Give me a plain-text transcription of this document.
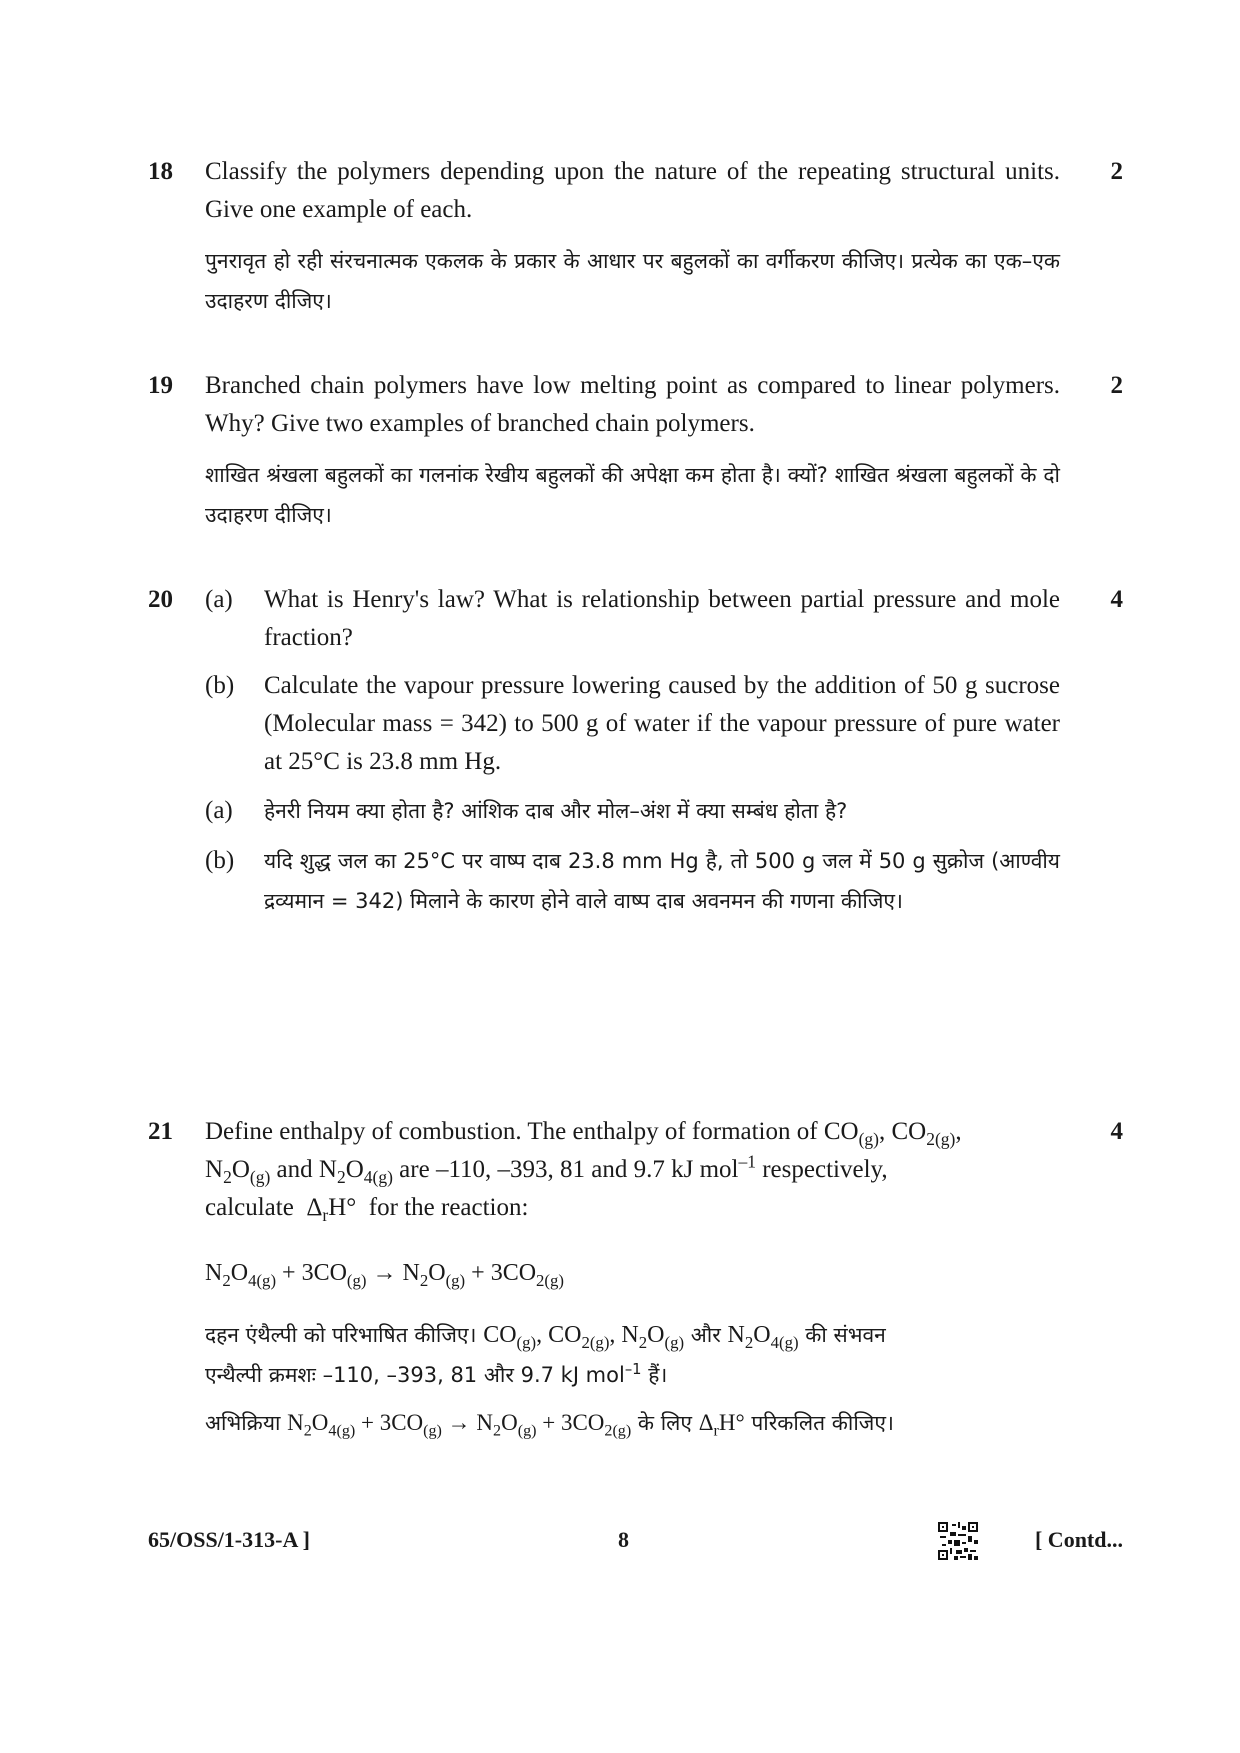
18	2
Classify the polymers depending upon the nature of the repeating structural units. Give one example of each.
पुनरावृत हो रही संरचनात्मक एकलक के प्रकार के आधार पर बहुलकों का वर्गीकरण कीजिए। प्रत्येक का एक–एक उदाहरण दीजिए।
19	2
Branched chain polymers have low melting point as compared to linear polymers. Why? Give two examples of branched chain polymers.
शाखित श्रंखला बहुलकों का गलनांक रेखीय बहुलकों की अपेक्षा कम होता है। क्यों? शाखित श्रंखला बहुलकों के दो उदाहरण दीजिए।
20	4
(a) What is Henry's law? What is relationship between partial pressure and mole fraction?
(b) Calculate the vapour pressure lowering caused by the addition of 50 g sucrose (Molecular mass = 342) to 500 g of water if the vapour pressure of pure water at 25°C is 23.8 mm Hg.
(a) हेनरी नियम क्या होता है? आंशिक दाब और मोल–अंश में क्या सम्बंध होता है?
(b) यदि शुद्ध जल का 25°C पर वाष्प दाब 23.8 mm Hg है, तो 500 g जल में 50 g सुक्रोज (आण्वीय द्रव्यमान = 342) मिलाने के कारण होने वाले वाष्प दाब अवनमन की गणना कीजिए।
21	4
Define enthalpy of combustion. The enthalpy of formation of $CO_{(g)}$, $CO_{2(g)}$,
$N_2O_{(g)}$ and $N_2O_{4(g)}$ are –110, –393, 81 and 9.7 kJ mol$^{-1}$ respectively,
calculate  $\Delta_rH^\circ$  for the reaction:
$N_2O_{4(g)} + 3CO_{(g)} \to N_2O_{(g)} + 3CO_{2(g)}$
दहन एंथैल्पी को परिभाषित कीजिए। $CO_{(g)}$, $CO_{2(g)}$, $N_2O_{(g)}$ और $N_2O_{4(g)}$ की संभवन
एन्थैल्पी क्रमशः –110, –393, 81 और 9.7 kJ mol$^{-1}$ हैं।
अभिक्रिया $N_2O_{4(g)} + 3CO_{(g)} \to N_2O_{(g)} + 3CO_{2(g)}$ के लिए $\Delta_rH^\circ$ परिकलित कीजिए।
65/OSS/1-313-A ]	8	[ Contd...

Directive: Say the number of lines in the records above that include the string "pressure", and no more.

Finished answer: 2